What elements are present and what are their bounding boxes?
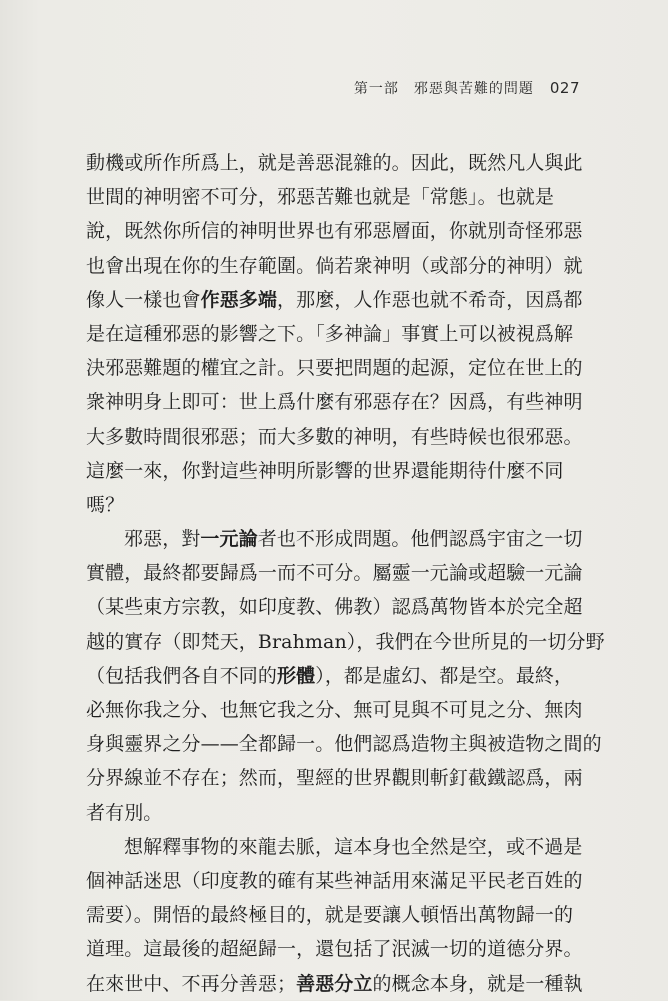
text-run: 大多數時間很邪惡；而大多數的神明，有些時候也很邪惡。: [86, 425, 583, 448]
text-line: [86, 727, 602, 761]
text-line: [86, 351, 586, 385]
text-line: [86, 454, 586, 488]
text-line: [86, 420, 586, 454]
text-line: [86, 180, 586, 214]
text-run: 越的實存（即梵天，Brahman），我們在今世所見的一切分野: [86, 630, 605, 653]
bold-term: 善惡分立: [296, 972, 373, 995]
paragraph: [86, 830, 586, 1001]
text-line: [86, 214, 586, 248]
text-run: 分界線並不存在；然而，聖經的世界觀則斬釘截鐵認爲，兩: [86, 767, 583, 790]
text-line: [86, 830, 586, 864]
text-line: [86, 761, 586, 795]
text-run: 者有別。: [86, 801, 163, 824]
bold-term: 一元論: [200, 528, 258, 551]
text-run: 必無你我之分、也無它我之分、無可見與不可見之分、無肉: [86, 699, 583, 721]
text-line: [86, 864, 586, 898]
text-run: 者也不形成問題。他們認爲宇宙之一切: [257, 528, 583, 551]
text-run: 也會出現在你的生存範圍。倘若衆神明（或部分的神明）就: [86, 254, 583, 277]
text-run: 衆神明身上即可：世上爲什麼有邪惡存在？因爲，有些神明: [86, 391, 583, 414]
text-line: [86, 522, 586, 556]
running-header: [354, 78, 580, 98]
text-run: 嗎？: [86, 493, 125, 516]
text-run: ），都是虛幻、都是空。最終，: [315, 664, 574, 687]
text-run: 邪惡，對: [124, 528, 201, 551]
text-line: [86, 590, 586, 624]
text-run: 說，既然你所信的神明世界也有邪惡層面，你就別奇怪邪惡: [86, 220, 583, 243]
text-run: 這麼一來，你對這些神明所影響的世界還能期待什麼不同: [86, 459, 564, 482]
text-line: [86, 556, 586, 590]
text-line: [86, 317, 586, 351]
chapter-title: 第一部 邪惡與苦難的問題: [353, 81, 534, 97]
text-run: 世間的神明密不可分，邪惡苦難也就是「常態」。也就是: [86, 186, 555, 209]
text-line: [86, 898, 586, 932]
text-line: [86, 796, 586, 830]
text-line: [86, 146, 586, 180]
text-run: 在來世中、不再分善惡；: [86, 972, 297, 995]
text-run: 身與靈界之分——全都歸一。他們認爲造物主與被造物之間的: [86, 733, 602, 756]
text-line: [86, 659, 586, 693]
text-run: 決邪惡難題的權宜之計。只要把問題的起源，定位在世上的: [86, 357, 583, 380]
text-line: [86, 385, 586, 419]
text-line: [86, 967, 586, 1001]
bold-term: 作惡多端: [200, 288, 278, 311]
page-number: 027: [549, 79, 580, 97]
text-run: 的概念本身，就是一種執: [372, 972, 583, 995]
text-run: （某些東方宗教，如印度教、佛教）認爲萬物皆本於完全超: [86, 596, 583, 619]
text-line: [86, 249, 586, 283]
text-line: [86, 283, 586, 317]
bold-term: 形體: [277, 664, 316, 687]
text-line: [86, 693, 586, 727]
text-run: 需要）。開悟的最終極目的，就是要讓人頓悟出萬物歸一的: [86, 904, 574, 927]
text-run: 實體，最終都要歸爲一而不可分。屬靈一元論或超驗一元論: [86, 562, 583, 585]
body-text: [86, 146, 605, 1001]
text-line: [86, 932, 586, 966]
text-line: [86, 625, 605, 659]
paragraph: [86, 522, 605, 830]
text-run: 道理。這最後的超絕歸一，還包括了泯滅一切的道德分界。: [86, 938, 583, 961]
text-run: 像人一樣也會: [86, 288, 201, 311]
text-run: （包括我們各自不同的: [86, 664, 278, 687]
text-run: ，那麼，人作惡也就不希奇，因爲都: [277, 288, 583, 311]
text-run: 是在這種邪惡的影響之下。「多神論」事實上可以被視爲解: [86, 322, 574, 345]
paragraph: [86, 146, 586, 522]
text-run: 想解釋事物的來龍去脈，這本身也全然是空，或不過是: [124, 835, 583, 858]
text-line: [86, 488, 586, 522]
text-run: 個神話迷思（印度教的確有某些神話用來滿足平民老百姓的: [86, 869, 583, 892]
text-run: 動機或所作所爲上，就是善惡混雜的。因此，既然凡人與此: [86, 152, 583, 174]
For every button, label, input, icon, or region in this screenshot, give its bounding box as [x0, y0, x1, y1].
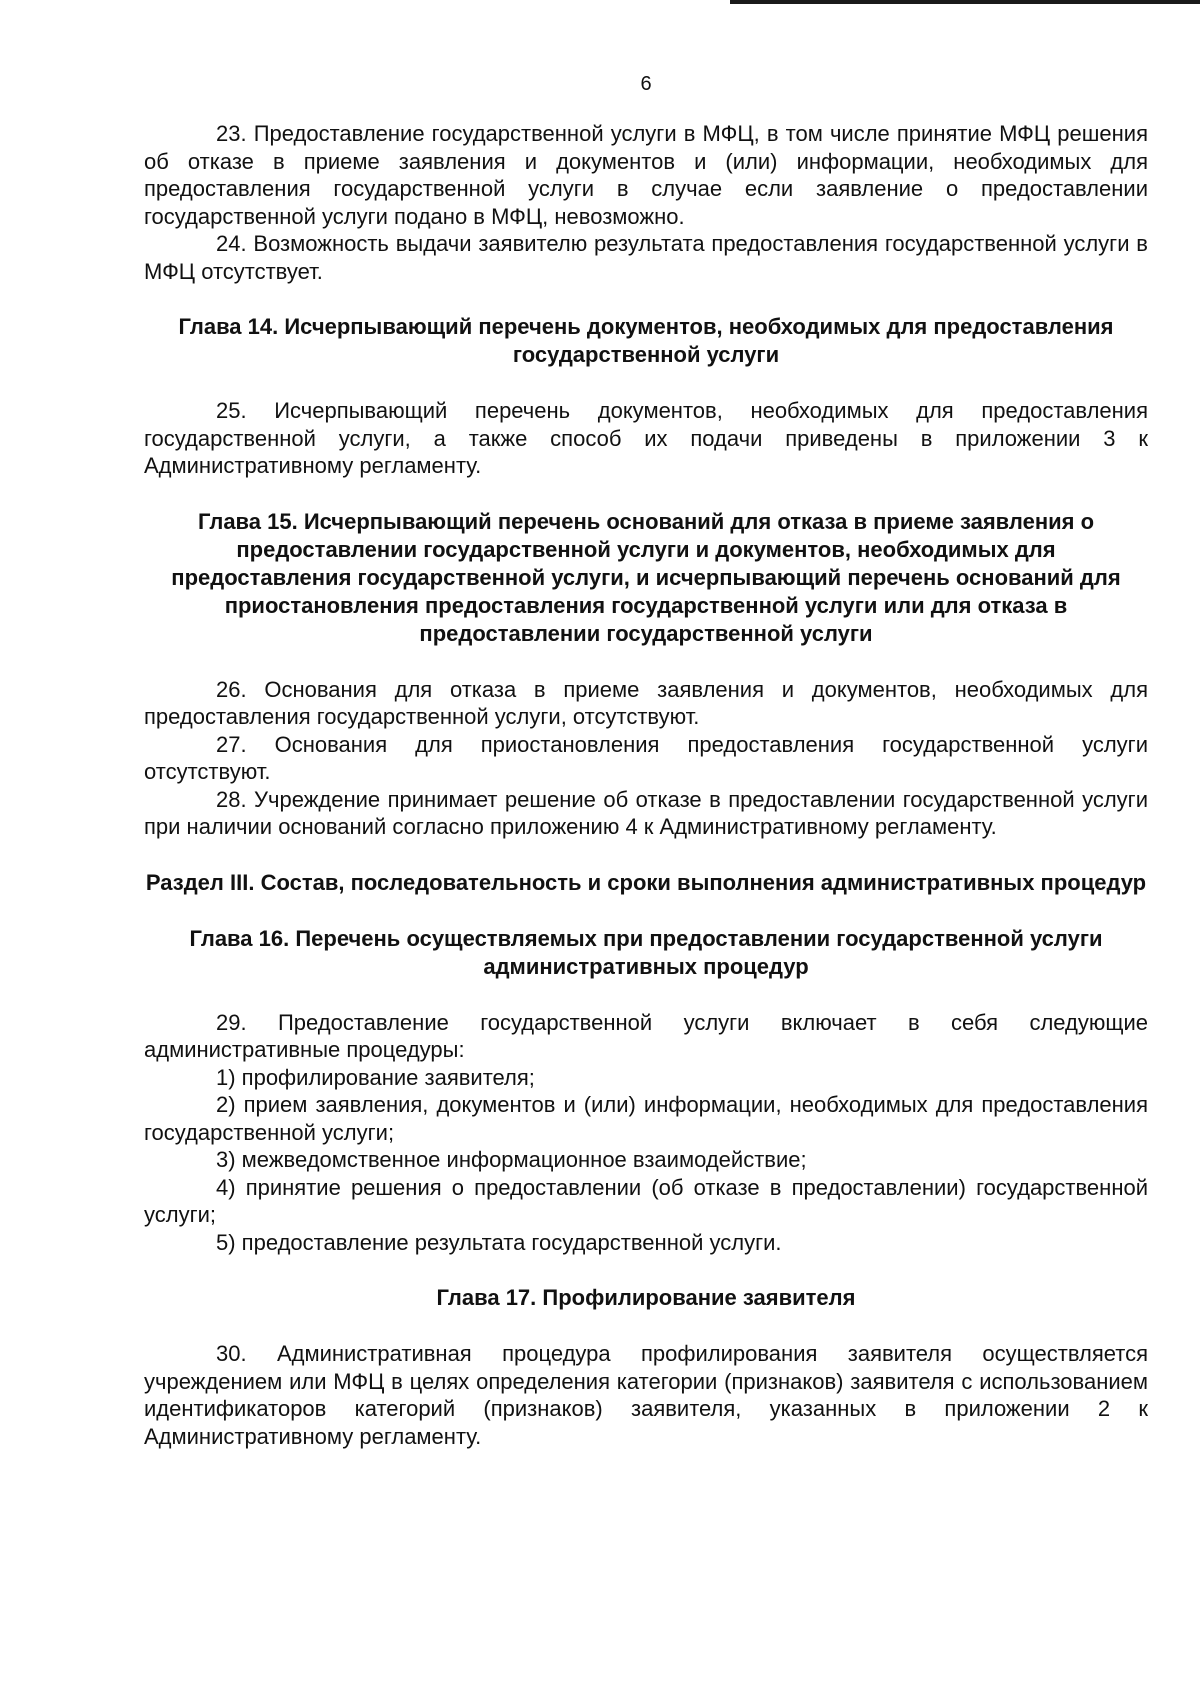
- chapter-16-heading: Глава 16. Перечень осуществляемых при предоставлении государственной услуги административных процедур: [189, 925, 1103, 979]
- list-item-4: 4) принятие решения о предоставлении (об отказе в предоставлении) государственной услуги;: [144, 1174, 1148, 1227]
- list-item-3: 3) межведомственное информационное взаимодействие;: [216, 1147, 807, 1172]
- list-item-1: 1) профилирование заявителя;: [216, 1064, 535, 1090]
- list-item-5: 5) предоставление результата государственной услуги.: [216, 1229, 782, 1255]
- chapter-15-heading: Глава 15. Исчерпывающий перечень оснований для отказа в приеме заявления о предоставлении государственной услуги и документов, необходимых для предоставления государственной услуги, и исчерпывающий перечень оснований для приостановления предоставления государственной услуги или для отказа в предоставлении государственной услуги: [171, 508, 1121, 646]
- list-item-2: 2) прием заявления, документов и (или) информации, необходимых для предоставления государственной услуги;: [144, 1092, 1148, 1145]
- paragraph-25: 25. Исчерпывающий перечень документов, необходимых для предоставления государственной услуги, а также способ их подачи приведены в приложении 3 к Административному регламенту.: [144, 398, 1148, 478]
- paragraph-24: 24. Возможность выдачи заявителю результата предоставления государственной услуги в МФЦ отсутствует.: [144, 231, 1148, 284]
- chapter-14-heading: Глава 14. Исчерпывающий перечень документов, необходимых для предоставления государственной услуги: [178, 314, 1114, 367]
- scan-edge-line: [730, 0, 1200, 4]
- paragraph-30: 30. Административная процедура профилирования заявителя осуществляется учреждением или МФЦ в целях определения категории (признаков) заявителя с использованием идентификаторов категорий (признаков) заявителя, указанных в приложении 2 к Административному регламенту.: [144, 1341, 1148, 1449]
- paragraph-23: 23. Предоставление государственной услуги в МФЦ, в том числе принятие МФЦ решения об отказе в приеме заявления и документов и (или) информации, необходимых для предоставления государственной услуги в случае если заявление о предоставлении государственной услуги подано в МФЦ, невозможно.: [144, 121, 1148, 229]
- section-3-heading: Раздел III. Состав, последовательность и сроки выполнения административных процедур: [145, 869, 1147, 895]
- page-number: 6: [640, 73, 652, 95]
- chapter-17-heading: Глава 17. Профилирование заявителя: [436, 1285, 856, 1310]
- paragraph-29: 29. Предоставление государственной услуги включает в себя следующие административные процедуры:: [144, 1009, 1148, 1062]
- document-body: [144, 120, 1148, 1450]
- paragraph-26: 26. Основания для отказа в приеме заявления и документов, необходимых для предоставления государственной услуги, отсутствуют.: [144, 676, 1148, 729]
- paragraph-28: 28. Учреждение принимает решение об отказе в предоставлении государственной услуги при наличии оснований согласно приложению 4 к Административному регламенту.: [144, 786, 1148, 839]
- paragraph-27: 27. Основания для приостановления предоставления государственной услуги отсутствуют.: [144, 731, 1148, 784]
........
- [PROBLEM DETAILS] Reproduce every line of the material above verbatim, leaving out the pictures.

- [RESULT OF THE TASK]
What elements are present and what are their bounding boxes?
text-run: 大多數時間很邪惡；而大多數的神明，有些時候也很邪惡。: [86, 425, 583, 448]
text-line: [86, 727, 602, 761]
text-line: [86, 351, 586, 385]
text-line: [86, 454, 586, 488]
text-line: [86, 420, 586, 454]
text-line: [86, 180, 586, 214]
text-run: 越的實存（即梵天，Brahman），我們在今世所見的一切分野: [86, 630, 605, 653]
bold-term: 善惡分立: [296, 972, 373, 995]
paragraph: [86, 830, 586, 1001]
text-line: [86, 214, 586, 248]
text-run: 分界線並不存在；然而，聖經的世界觀則斬釘截鐵認爲，兩: [86, 767, 583, 790]
text-line: [86, 830, 586, 864]
text-line: [86, 761, 586, 795]
text-run: 者有別。: [86, 801, 163, 824]
bold-term: 一元論: [200, 528, 258, 551]
text-run: 必無你我之分、也無它我之分、無可見與不可見之分、無肉: [86, 699, 583, 721]
text-line: [86, 864, 586, 898]
text-run: 者也不形成問題。他們認爲宇宙之一切: [257, 528, 583, 551]
text-run: 也會出現在你的生存範圍。倘若衆神明（或部分的神明）就: [86, 254, 583, 277]
text-run: 衆神明身上即可：世上爲什麼有邪惡存在？因爲，有些神明: [86, 391, 583, 414]
text-line: [86, 522, 586, 556]
running-header: [354, 78, 580, 98]
text-run: 嗎？: [86, 493, 125, 516]
text-run: ），都是虛幻、都是空。最終，: [315, 664, 574, 687]
text-run: 邪惡，對: [124, 528, 201, 551]
text-line: [86, 590, 586, 624]
text-run: 說，既然你所信的神明世界也有邪惡層面，你就別奇怪邪惡: [86, 220, 583, 243]
text-run: 這麼一來，你對這些神明所影響的世界還能期待什麼不同: [86, 459, 564, 482]
text-line: [86, 556, 586, 590]
text-line: [86, 317, 586, 351]
chapter-title: 第一部 邪惡與苦難的問題: [353, 81, 534, 97]
text-run: 世間的神明密不可分，邪惡苦難也就是「常態」。也就是: [86, 186, 555, 209]
text-line: [86, 898, 586, 932]
text-line: [86, 796, 586, 830]
text-line: [86, 146, 586, 180]
text-run: 在來世中、不再分善惡；: [86, 972, 297, 995]
text-run: 身與靈界之分——全都歸一。他們認爲造物主與被造物之間的: [86, 733, 602, 756]
text-line: [86, 659, 586, 693]
text-run: 決邪惡難題的權宜之計。只要把問題的起源，定位在世上的: [86, 357, 583, 380]
text-line: [86, 385, 586, 419]
text-line: [86, 967, 586, 1001]
bold-term: 作惡多端: [200, 288, 278, 311]
page-number: 027: [549, 79, 580, 97]
text-run: 的概念本身，就是一種執: [372, 972, 583, 995]
text-run: （某些東方宗教，如印度教、佛教）認爲萬物皆本於完全超: [86, 596, 583, 619]
text-line: [86, 249, 586, 283]
text-line: [86, 283, 586, 317]
bold-term: 形體: [277, 664, 316, 687]
text-line: [86, 693, 586, 727]
text-run: 需要）。開悟的最終極目的，就是要讓人頓悟出萬物歸一的: [86, 904, 574, 927]
text-run: 實體，最終都要歸爲一而不可分。屬靈一元論或超驗一元論: [86, 562, 583, 585]
body-text: [86, 146, 605, 1001]
text-line: [86, 932, 586, 966]
text-line: [86, 625, 605, 659]
paragraph: [86, 522, 605, 830]
text-run: 道理。這最後的超絕歸一，還包括了泯滅一切的道德分界。: [86, 938, 583, 961]
text-run: 像人一樣也會: [86, 288, 201, 311]
text-run: （包括我們各自不同的: [86, 664, 278, 687]
text-run: ，那麼，人作惡也就不希奇，因爲都: [277, 288, 583, 311]
text-run: 是在這種邪惡的影響之下。「多神論」事實上可以被視爲解: [86, 322, 574, 345]
paragraph: [86, 146, 586, 522]
text-run: 想解釋事物的來龍去脈，這本身也全然是空，或不過是: [124, 835, 583, 858]
text-line: [86, 488, 586, 522]
text-run: 個神話迷思（印度教的確有某些神話用來滿足平民老百姓的: [86, 869, 583, 892]
text-run: 動機或所作所爲上，就是善惡混雜的。因此，既然凡人與此: [86, 152, 583, 174]
For every button, label, input, icon, or region in this screenshot, give its bounding box as [x0, y0, x1, y1].
- chapter-16-heading: Глава 16. Перечень осуществляемых при предоставлении государственной услуги административных процедур: [189, 925, 1103, 979]
- list-item-4: 4) принятие решения о предоставлении (об отказе в предоставлении) государственной услуги;: [144, 1174, 1148, 1227]
- list-item-3: 3) межведомственное информационное взаимодействие;: [216, 1147, 807, 1172]
- list-item-1: 1) профилирование заявителя;: [216, 1064, 535, 1090]
- list-item-5: 5) предоставление результата государственной услуги.: [216, 1229, 782, 1255]
- chapter-15-heading: Глава 15. Исчерпывающий перечень оснований для отказа в приеме заявления о предоставлении государственной услуги и документов, необходимых для предоставления государственной услуги, и исчерпывающий перечень оснований для приостановления предоставления государственной услуги или для отказа в предоставлении государственной услуги: [171, 508, 1121, 646]
- list-item-2: 2) прием заявления, документов и (или) информации, необходимых для предоставления государственной услуги;: [144, 1092, 1148, 1145]
- paragraph-25: 25. Исчерпывающий перечень документов, необходимых для предоставления государственной услуги, а также способ их подачи приведены в приложении 3 к Административному регламенту.: [144, 398, 1148, 478]
- paragraph-24: 24. Возможность выдачи заявителю результата предоставления государственной услуги в МФЦ отсутствует.: [144, 231, 1148, 284]
- chapter-14-heading: Глава 14. Исчерпывающий перечень документов, необходимых для предоставления государственной услуги: [178, 314, 1114, 367]
- scan-edge-line: [730, 0, 1200, 4]
- paragraph-30: 30. Административная процедура профилирования заявителя осуществляется учреждением или МФЦ в целях определения категории (признаков) заявителя с использованием идентификаторов категорий (признаков) заявителя, указанных в приложении 2 к Административному регламенту.: [144, 1341, 1148, 1449]
- paragraph-23: 23. Предоставление государственной услуги в МФЦ, в том числе принятие МФЦ решения об отказе в приеме заявления и документов и (или) информации, необходимых для предоставления государственной услуги в случае если заявление о предоставлении государственной услуги подано в МФЦ, невозможно.: [144, 121, 1148, 229]
- section-3-heading: Раздел III. Состав, последовательность и сроки выполнения административных процедур: [145, 869, 1147, 895]
- page-number: 6: [640, 73, 652, 95]
- chapter-17-heading: Глава 17. Профилирование заявителя: [436, 1285, 856, 1310]
- paragraph-29: 29. Предоставление государственной услуги включает в себя следующие административные процедуры:: [144, 1009, 1148, 1062]
- document-body: [144, 120, 1148, 1450]
- paragraph-26: 26. Основания для отказа в приеме заявления и документов, необходимых для предоставления государственной услуги, отсутствуют.: [144, 676, 1148, 729]
- paragraph-28: 28. Учреждение принимает решение об отказе в предоставлении государственной услуги при наличии оснований согласно приложению 4 к Административному регламенту.: [144, 786, 1148, 839]
- paragraph-27: 27. Основания для приостановления предоставления государственной услуги отсутствуют.: [144, 731, 1148, 784]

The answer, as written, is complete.